***** Given records
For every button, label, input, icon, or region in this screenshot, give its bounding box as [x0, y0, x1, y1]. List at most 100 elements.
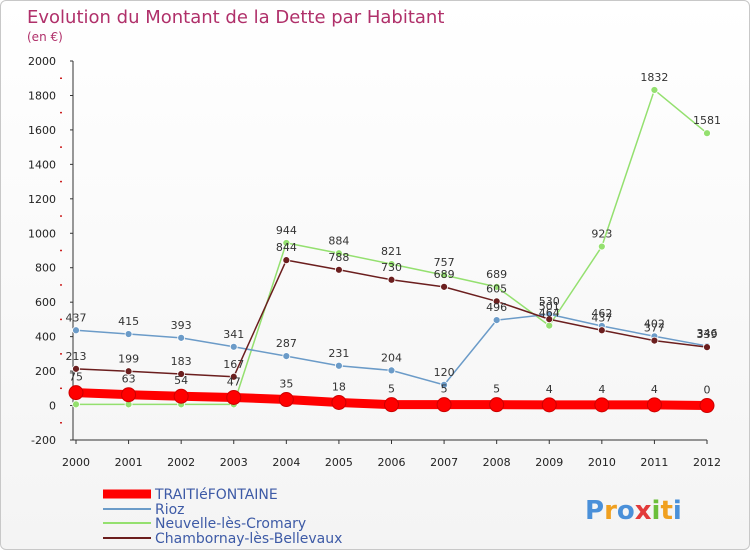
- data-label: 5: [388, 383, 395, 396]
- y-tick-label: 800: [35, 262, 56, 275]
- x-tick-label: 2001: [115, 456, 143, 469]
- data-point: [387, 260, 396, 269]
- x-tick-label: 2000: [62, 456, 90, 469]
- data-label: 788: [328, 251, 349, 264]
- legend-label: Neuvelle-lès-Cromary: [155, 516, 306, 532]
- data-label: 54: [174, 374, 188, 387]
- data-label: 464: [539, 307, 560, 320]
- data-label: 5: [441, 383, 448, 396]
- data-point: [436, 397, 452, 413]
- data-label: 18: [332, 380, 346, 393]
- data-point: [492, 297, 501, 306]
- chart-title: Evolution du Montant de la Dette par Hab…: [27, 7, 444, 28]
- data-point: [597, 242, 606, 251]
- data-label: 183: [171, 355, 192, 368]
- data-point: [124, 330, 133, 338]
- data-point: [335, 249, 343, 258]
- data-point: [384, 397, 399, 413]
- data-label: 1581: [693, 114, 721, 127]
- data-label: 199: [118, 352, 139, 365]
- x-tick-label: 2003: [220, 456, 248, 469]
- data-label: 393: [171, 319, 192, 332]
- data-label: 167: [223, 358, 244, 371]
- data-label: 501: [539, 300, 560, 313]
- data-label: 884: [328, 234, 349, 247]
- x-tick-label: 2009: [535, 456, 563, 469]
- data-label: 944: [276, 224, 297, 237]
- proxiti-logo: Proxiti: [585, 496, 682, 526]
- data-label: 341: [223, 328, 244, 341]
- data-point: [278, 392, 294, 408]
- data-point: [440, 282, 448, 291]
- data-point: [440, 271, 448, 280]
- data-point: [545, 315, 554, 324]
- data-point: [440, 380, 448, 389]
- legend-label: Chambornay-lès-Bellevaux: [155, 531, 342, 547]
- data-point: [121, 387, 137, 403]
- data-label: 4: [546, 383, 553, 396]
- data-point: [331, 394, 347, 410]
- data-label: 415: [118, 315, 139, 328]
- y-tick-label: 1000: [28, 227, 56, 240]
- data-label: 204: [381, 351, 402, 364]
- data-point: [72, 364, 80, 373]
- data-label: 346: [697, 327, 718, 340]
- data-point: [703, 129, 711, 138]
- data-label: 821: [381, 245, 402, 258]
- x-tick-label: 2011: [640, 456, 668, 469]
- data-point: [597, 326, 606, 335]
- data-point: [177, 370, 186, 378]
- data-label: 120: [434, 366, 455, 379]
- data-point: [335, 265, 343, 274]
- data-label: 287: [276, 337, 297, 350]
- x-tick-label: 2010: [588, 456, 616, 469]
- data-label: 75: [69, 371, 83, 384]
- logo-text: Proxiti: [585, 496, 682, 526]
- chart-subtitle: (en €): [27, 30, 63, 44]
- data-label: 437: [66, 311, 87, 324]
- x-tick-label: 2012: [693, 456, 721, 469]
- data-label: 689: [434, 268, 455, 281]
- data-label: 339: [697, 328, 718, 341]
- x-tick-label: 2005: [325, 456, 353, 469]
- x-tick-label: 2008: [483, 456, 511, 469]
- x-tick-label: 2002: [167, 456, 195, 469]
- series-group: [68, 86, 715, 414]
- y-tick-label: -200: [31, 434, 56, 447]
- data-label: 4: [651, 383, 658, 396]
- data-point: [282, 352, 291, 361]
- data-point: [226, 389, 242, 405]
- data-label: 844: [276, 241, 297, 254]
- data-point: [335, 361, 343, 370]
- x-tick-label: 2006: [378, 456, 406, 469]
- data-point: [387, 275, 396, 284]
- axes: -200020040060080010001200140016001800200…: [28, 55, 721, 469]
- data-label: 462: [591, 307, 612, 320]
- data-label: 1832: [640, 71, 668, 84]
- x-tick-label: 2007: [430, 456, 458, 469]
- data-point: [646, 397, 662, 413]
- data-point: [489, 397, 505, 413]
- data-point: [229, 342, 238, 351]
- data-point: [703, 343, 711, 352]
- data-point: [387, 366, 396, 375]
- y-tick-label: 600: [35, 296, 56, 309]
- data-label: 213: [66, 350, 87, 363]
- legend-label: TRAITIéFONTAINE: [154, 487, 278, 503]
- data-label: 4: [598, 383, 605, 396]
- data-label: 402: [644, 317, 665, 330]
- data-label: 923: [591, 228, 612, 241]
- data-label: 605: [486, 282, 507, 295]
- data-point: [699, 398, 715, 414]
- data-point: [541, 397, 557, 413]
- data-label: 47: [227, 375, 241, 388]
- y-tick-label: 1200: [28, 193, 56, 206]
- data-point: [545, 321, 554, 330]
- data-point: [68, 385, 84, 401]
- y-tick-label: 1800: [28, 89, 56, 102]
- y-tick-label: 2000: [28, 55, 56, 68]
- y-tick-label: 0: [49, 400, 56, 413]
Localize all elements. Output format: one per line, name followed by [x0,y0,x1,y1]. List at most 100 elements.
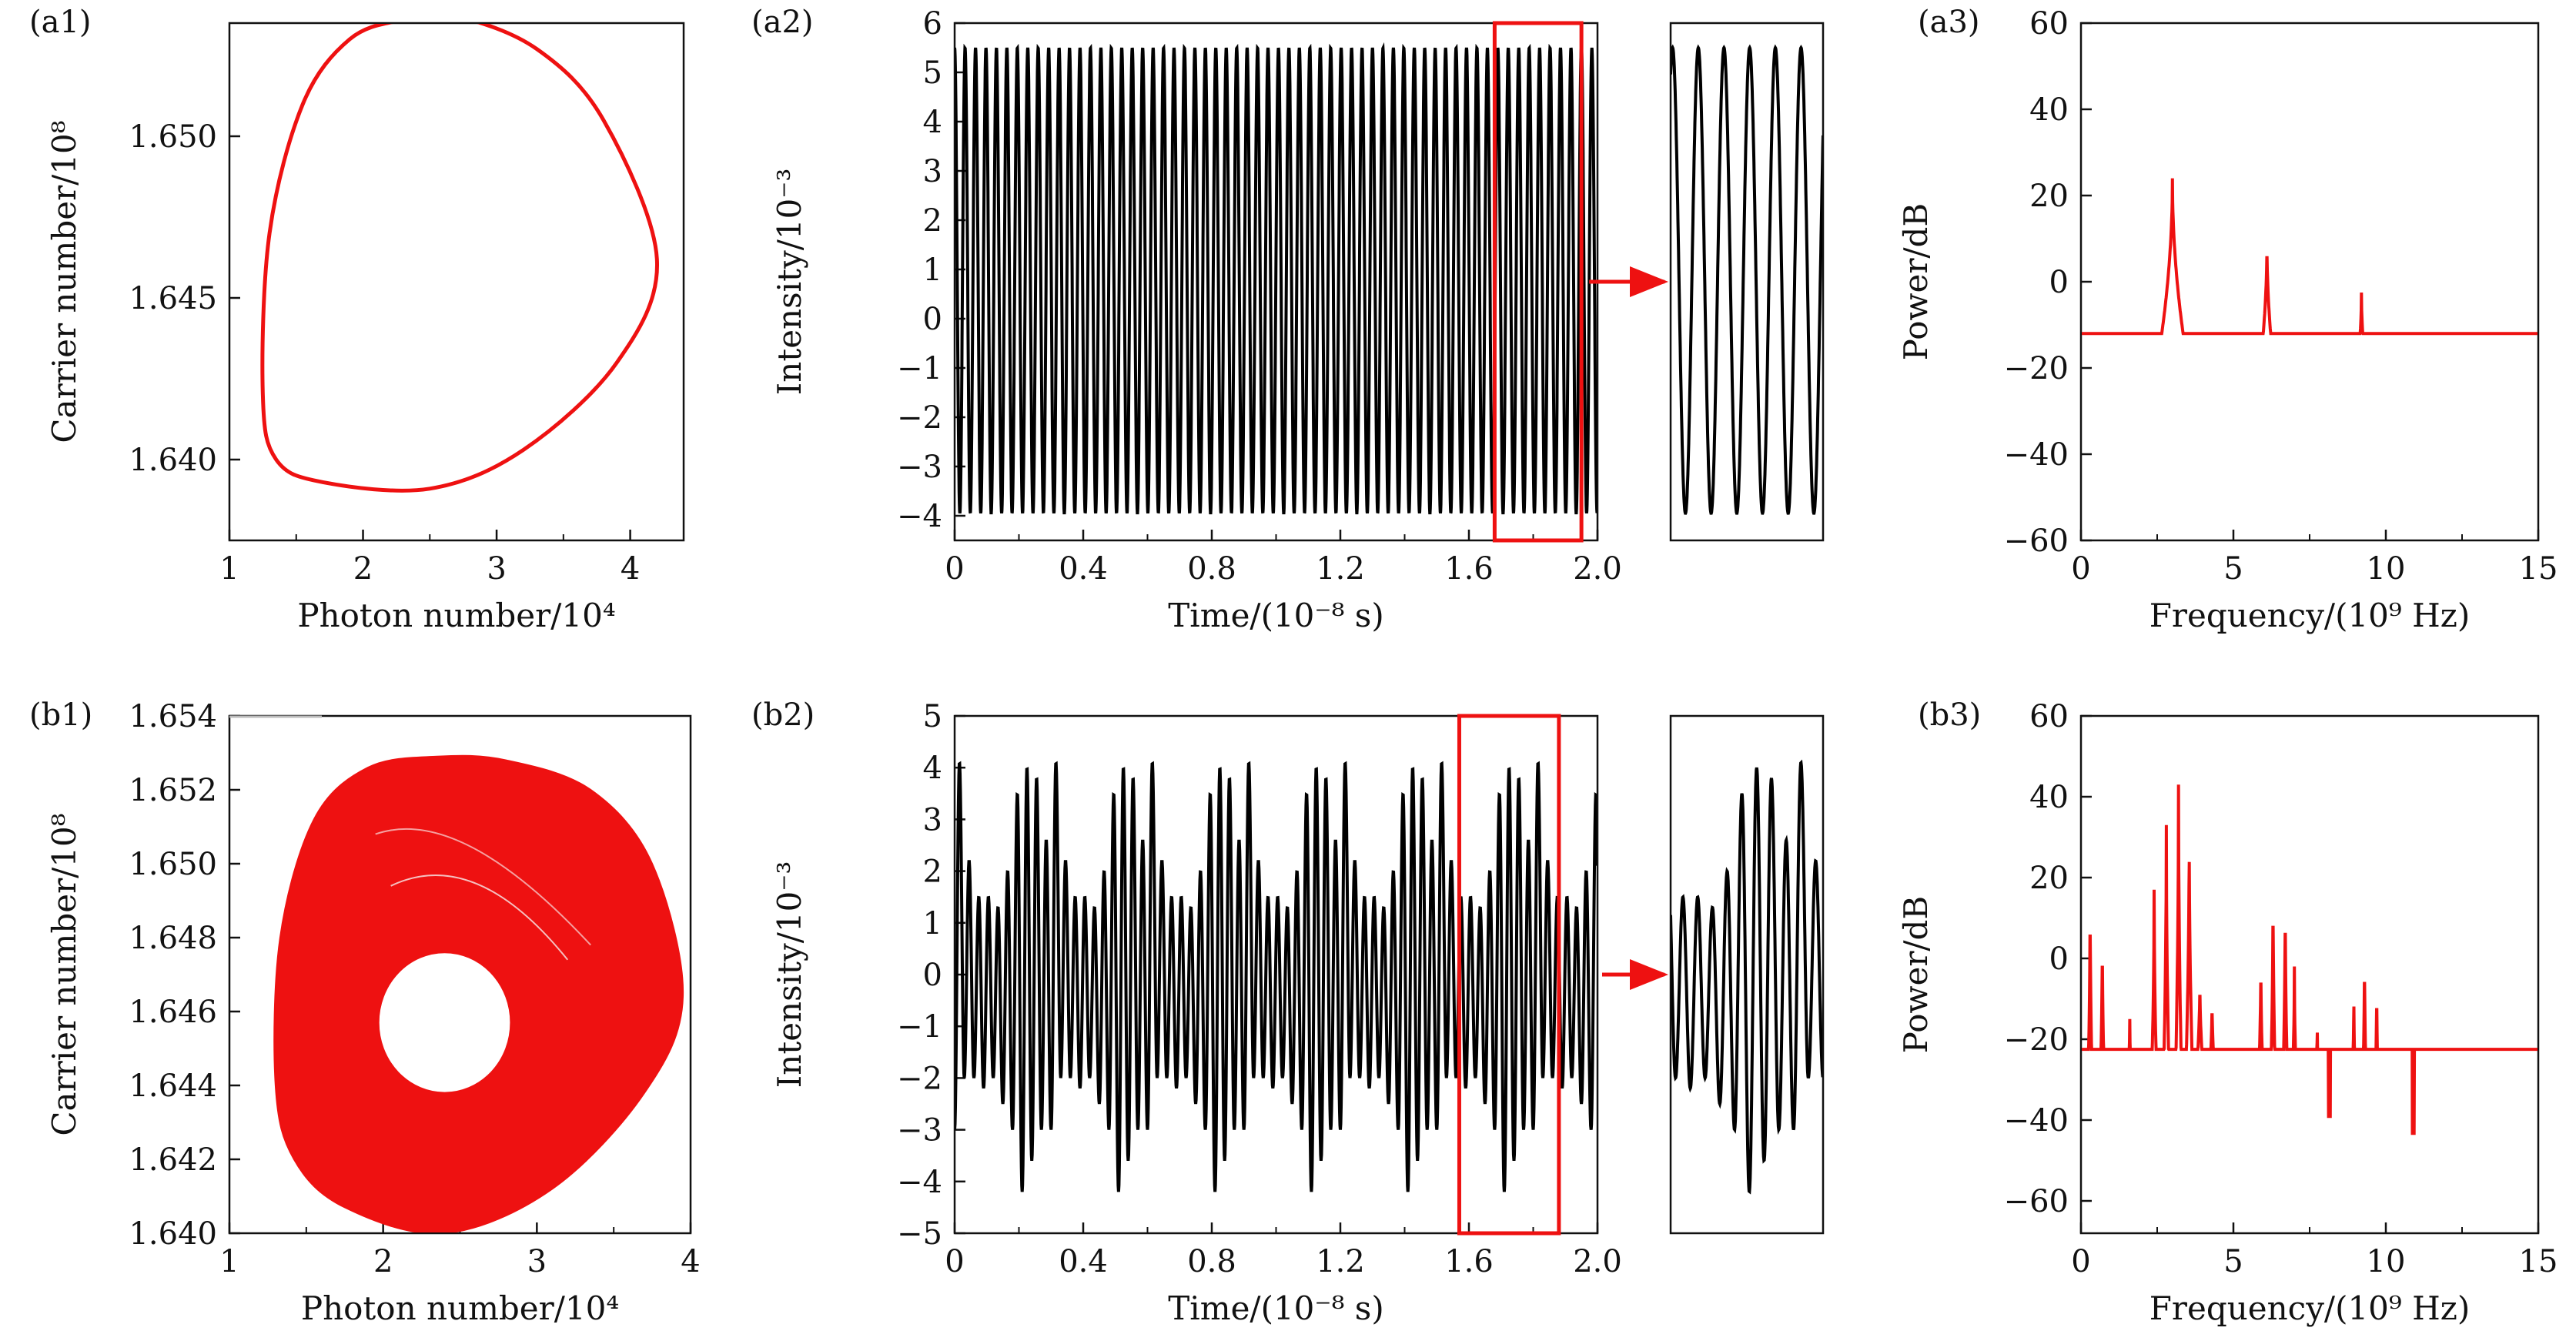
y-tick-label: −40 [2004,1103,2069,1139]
**********
Set problem:
Quote the lines starting with the one containing "- data-label: 5: [388, 383, 395, 396]" and going on through the one containing "- data-label: 788: [328, 251, 349, 264]", both included, copying each character as it stands.

Correct result:
- data-label: 5: [388, 383, 395, 396]
- y-tick-label: 800: [35, 262, 56, 275]
- x-tick-label: 2001: [115, 456, 143, 469]
- data-point: [387, 260, 396, 269]
- x-tick-label: 2000: [62, 456, 90, 469]
- data-label: 788: [328, 251, 349, 264]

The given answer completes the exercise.